### WORK ITEM A
From the passage on caregiver leave policies, extract the part that opens with the words containing "It’s best on" and closes with "with child-care responsibilities.".
### WORK ITEM B
Extend the text on "primary caregiver" policies for professors, picking up where it stops.

### DOCUMENT TEXT
────────

Limiting such policies to the “primary caregiver” is not the answer. That’s code for “mother” and everyone knows it. Fathers will face skepticism if they try to use such policies, and may be openly discouraged from doing so, which is a perfect set-up for a sex-discrimination lawsuit (because you are treating similarly situated men differently than women).
At a deeper level, the “primary caregiver” formulation sends the message that there is “naturally” only one, which reinforces breadwinner-homemaker gender roles. The phrase “primary or equal caregiver” is better, but has a subtle drawback. Men tend to overestimate the equality of their household arrangements. That been documented over and over again, most recently in a Pew Research Center study. So a policy written in this way leaves the door open to fathers who change a few diapers and see that as equal.
It’s best on this front to leave little to the imagination. Harvard’s workload-reduction policy does exactly this. It requires professors to certify that they are doing at least 20 hours of child care between 9 a.m. and 5 p.m. on weekdays. That solution is not perfect, but nothing is. Trying to be more directive than that gets the universities too involved in micromanaging family life. But it’s a reasonable assumption that professors would be spending 40 hours a week on their jobs, so it’s also reasonable to require them to certify that they are spending half that time on child care if they want a benefit designed for people with child-care responsibilities.

────────

### ENTRIES SHOWN
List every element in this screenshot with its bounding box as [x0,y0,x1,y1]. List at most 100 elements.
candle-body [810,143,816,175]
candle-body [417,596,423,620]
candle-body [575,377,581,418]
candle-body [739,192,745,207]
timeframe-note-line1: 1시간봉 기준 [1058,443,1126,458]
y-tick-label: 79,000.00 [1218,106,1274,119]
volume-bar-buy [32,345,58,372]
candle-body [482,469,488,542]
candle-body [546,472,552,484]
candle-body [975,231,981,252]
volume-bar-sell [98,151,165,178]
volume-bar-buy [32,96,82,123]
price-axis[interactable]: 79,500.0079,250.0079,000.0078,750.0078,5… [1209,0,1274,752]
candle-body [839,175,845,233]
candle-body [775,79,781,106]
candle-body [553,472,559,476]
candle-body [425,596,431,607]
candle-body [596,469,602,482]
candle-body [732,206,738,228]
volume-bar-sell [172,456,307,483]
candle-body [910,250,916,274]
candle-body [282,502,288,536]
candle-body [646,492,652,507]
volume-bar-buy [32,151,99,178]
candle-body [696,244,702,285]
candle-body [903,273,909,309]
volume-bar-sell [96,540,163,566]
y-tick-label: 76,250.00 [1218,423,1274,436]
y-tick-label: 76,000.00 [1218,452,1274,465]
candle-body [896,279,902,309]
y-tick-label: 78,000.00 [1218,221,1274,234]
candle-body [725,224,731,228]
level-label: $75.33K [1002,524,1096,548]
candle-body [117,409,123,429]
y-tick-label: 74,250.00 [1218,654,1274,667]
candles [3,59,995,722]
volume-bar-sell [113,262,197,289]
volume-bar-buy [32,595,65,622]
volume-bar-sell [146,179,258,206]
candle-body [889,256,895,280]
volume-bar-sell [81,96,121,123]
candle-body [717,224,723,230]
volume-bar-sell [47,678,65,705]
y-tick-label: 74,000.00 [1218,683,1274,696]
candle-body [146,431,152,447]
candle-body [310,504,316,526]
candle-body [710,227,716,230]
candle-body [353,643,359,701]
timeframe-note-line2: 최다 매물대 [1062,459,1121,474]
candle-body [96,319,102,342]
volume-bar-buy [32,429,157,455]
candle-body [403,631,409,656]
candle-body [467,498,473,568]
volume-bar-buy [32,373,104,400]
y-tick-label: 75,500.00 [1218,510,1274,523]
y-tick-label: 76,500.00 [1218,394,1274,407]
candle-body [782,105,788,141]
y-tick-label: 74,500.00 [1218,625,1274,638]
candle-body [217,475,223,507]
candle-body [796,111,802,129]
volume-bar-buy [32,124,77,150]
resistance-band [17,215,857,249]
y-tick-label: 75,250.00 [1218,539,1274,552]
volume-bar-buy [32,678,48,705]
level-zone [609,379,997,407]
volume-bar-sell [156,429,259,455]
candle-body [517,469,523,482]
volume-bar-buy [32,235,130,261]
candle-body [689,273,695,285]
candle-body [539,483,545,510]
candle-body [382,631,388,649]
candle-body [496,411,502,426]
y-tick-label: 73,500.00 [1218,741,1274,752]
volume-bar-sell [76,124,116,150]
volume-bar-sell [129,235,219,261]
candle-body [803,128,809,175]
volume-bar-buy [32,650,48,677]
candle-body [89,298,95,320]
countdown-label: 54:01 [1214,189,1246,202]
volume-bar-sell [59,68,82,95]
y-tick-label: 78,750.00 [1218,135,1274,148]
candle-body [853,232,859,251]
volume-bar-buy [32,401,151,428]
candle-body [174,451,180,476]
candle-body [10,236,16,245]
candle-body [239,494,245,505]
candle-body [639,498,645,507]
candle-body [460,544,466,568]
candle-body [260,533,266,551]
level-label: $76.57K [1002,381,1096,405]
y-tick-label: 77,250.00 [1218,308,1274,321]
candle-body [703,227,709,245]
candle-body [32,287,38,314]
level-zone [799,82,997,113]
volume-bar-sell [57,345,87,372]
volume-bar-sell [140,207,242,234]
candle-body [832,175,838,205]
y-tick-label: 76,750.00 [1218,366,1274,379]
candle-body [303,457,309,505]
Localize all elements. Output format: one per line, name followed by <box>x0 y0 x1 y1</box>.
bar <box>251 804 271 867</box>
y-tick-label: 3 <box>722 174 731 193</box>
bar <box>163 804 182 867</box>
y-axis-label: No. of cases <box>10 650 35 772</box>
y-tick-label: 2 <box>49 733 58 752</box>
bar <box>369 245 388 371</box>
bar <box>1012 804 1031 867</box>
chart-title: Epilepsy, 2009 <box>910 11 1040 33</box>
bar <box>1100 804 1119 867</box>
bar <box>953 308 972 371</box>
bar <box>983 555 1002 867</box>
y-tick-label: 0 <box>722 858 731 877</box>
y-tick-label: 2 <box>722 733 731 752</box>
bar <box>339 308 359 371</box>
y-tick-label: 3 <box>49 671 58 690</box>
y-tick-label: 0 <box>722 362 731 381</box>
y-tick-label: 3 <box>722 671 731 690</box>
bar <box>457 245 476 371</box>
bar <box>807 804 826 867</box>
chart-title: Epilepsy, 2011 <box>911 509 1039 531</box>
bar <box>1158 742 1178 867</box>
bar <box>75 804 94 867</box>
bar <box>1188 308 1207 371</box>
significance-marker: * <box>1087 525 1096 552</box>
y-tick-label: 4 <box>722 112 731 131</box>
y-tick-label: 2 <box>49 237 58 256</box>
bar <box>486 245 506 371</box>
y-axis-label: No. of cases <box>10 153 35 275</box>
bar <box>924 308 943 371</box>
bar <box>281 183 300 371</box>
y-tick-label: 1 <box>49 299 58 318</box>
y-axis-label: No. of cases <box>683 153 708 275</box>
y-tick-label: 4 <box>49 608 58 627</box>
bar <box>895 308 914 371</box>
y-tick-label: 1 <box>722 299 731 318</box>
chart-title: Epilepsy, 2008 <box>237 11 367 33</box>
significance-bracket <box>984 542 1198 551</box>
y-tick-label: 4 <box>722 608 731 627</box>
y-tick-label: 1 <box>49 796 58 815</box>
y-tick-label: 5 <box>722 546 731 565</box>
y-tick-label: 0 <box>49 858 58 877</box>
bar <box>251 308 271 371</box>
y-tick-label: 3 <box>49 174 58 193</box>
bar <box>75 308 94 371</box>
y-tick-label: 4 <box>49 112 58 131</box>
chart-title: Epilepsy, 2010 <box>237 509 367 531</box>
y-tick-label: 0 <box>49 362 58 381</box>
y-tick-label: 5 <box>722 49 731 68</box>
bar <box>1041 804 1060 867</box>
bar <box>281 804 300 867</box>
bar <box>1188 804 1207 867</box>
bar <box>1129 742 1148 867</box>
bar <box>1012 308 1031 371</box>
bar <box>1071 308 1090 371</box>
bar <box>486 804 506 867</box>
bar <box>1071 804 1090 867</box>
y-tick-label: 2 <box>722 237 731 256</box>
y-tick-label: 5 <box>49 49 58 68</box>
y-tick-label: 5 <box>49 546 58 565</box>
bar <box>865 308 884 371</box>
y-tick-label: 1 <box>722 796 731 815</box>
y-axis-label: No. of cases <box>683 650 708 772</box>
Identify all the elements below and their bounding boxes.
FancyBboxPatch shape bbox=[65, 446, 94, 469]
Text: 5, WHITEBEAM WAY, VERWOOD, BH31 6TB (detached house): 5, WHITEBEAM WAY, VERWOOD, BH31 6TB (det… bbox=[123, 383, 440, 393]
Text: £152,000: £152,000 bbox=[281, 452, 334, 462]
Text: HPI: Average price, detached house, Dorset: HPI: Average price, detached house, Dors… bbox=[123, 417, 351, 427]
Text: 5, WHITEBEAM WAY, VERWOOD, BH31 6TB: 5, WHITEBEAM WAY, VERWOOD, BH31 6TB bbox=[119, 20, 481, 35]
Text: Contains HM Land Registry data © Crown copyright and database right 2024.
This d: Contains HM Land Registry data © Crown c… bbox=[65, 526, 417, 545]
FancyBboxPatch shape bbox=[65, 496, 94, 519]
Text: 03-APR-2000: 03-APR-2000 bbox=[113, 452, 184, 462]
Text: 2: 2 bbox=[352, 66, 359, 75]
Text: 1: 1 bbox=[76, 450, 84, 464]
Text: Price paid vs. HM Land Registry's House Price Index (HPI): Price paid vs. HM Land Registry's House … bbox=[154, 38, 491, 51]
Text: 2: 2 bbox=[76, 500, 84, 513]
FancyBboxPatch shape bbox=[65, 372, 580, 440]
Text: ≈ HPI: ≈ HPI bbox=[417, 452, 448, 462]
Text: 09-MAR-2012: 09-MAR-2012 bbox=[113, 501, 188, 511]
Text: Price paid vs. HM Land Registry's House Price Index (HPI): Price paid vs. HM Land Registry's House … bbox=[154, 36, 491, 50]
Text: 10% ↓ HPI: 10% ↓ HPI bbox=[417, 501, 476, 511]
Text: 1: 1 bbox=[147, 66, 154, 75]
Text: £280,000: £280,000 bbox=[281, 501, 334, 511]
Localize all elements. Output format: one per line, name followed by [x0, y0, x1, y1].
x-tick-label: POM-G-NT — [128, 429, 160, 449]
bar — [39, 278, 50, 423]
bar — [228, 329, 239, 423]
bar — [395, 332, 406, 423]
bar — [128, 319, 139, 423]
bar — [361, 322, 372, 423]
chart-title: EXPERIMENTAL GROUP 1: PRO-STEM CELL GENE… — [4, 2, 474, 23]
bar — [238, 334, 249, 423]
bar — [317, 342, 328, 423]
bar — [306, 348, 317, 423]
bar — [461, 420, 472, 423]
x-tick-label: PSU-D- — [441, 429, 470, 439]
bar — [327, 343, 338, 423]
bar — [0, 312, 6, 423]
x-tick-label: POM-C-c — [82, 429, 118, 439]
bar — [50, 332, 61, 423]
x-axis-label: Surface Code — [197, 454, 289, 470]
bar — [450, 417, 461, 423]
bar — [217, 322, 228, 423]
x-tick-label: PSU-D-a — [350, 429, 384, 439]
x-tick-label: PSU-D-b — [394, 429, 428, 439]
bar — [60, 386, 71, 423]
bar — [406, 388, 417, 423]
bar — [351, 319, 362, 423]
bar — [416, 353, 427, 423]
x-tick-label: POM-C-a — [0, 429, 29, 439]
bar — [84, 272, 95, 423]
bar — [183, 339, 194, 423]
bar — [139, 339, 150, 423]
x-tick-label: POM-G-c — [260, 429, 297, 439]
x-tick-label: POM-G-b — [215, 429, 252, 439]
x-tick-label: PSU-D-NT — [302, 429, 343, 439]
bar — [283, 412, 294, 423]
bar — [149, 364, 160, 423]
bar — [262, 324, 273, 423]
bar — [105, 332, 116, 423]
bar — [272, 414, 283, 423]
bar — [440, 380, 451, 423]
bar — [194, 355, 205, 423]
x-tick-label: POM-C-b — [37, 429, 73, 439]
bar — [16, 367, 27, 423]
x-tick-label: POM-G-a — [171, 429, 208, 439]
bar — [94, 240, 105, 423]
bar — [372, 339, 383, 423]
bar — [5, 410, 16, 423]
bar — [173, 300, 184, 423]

────────

### ANSWER SPACE A
It’s best on this front to leave little to the imagination. Harvard’s workload-reduction policy does exactly this. It requires professors to certify that they are doing at least 20 hours of child care between 9 a.m. and 5 p.m. on weekdays. That solution is not perfect, but nothing is. Trying to be more directive than that gets the universities too involved in micromanaging family life. But it’s a reasonable assumption that professors would be spending 40 hours a week on their jobs, so it’s also reasonable to require them to certify that they are spending half that time on child care if they want a benefit designed for people with child-care responsibilities.

### ANSWER SPACE B
Does that mean that the baby Gestapo will storm into professors’ homes to check up? Of course not. People are required to make certifications to human resources for all sorts of things, and this is simply one of them. Academic communities tend to be small. If someone is abusing the policy, people will probably know soon enough. (For a more comprehensive list of best practices on this, read “Effective Policies and Programs for Retention and Advancement of Women in Academia.”)
A best-practice stop-the-clock policy should apply not only for child care, but also for other serious caregiving responsibilities, notably elder care. Same certification: at least 20 hours a week.
Prevent stop-the-clock policies from disadvantaging those who use them. That will not be easy. The 2013 study we mentioned earlier found that, although stop-the-clock policies help with promotions,they tend to hurt with salary increases. Both men and women who stop the tenure clocks take a salary hit afterward, and men’s lasts longer. That is consistent with the findings of many studies — both in social psychology and in industrial-organizational psychology — documenting the stigma that accompanies any request in the workplace for flexibility. That stigma affects employees who signal that they are not ideal workers. Those workplace studies found specifically that men who take family leave or ask for flexibility suffer strong career detriments because they are seen as weirdly feminine. By the way, that’s sex discrimination.
Colleges and universities — 90 percent of which have stop-the-clock policies — should begin taking active steps to ensure people who use those policies are not penalized artificially (and illegally) for doing so. That’s the kind of evidence plaintiffs’ employment lawyers just love.
One step is to inform a tenure candidate’s external (and internal) reviewers that they should tally only countable time, and exclude periods when the clock was stopped. Standard language defining the time in service should be incorporated into all correspondence about searches and rank-and-tenure matters. This approach is much better than the all-too-common practice of simply telling reviewers they should not be biased; they will have no idea what you are talking about.
In short, what academe needs is better family-friendly policies, not fewer of them. We need policies that are sex-neutral but not reality-neutral. Institutions must ensure that faculty members who care for children, the elderly, or the sick are not penalized for doing what any responsible family member would do.